# START OF Supplied material
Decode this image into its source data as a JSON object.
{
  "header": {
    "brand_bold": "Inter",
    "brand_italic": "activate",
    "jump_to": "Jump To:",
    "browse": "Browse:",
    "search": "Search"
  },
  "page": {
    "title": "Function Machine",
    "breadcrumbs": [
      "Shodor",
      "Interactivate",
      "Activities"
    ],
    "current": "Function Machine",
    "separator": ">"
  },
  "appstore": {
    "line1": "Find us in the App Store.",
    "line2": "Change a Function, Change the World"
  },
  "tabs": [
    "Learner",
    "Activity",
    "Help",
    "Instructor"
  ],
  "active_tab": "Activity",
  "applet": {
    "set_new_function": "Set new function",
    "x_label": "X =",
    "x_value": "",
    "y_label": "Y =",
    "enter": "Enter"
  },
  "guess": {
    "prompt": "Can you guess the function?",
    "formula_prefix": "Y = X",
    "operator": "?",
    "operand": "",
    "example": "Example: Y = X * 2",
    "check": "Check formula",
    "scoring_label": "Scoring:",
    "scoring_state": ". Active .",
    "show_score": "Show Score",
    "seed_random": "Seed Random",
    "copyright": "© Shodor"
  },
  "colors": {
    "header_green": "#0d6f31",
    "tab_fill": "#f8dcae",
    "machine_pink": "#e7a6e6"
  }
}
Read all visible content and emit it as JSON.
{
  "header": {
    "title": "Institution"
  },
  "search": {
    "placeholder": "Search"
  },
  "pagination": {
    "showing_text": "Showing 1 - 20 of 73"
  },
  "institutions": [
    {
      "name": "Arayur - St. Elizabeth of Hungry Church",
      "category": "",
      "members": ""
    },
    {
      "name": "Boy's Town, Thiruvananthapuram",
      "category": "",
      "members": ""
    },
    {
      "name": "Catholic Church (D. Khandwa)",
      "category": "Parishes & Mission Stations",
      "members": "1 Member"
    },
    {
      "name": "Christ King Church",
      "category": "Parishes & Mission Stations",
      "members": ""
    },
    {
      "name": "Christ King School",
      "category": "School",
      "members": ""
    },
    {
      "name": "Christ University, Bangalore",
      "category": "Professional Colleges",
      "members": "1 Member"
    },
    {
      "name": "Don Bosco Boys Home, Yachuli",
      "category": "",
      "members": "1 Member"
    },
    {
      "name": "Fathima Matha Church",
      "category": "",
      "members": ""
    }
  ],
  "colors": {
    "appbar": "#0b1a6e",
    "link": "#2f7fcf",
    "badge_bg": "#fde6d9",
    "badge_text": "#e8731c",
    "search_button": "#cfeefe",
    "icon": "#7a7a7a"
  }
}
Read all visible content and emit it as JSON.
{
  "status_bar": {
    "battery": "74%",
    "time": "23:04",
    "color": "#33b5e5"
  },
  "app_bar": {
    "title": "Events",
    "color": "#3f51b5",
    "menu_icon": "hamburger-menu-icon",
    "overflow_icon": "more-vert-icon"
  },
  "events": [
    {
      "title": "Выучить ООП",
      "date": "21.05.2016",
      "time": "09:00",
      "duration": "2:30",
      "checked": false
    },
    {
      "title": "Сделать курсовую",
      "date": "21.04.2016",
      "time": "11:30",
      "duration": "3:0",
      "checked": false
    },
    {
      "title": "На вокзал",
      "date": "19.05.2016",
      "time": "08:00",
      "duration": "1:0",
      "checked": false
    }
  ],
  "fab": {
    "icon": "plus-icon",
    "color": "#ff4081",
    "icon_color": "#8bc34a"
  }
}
# END OF Supplied material
--- Short task ---
How many of the listing's lines contain "Christ"? Respond with a single number and nothing else.

--- Response ---
3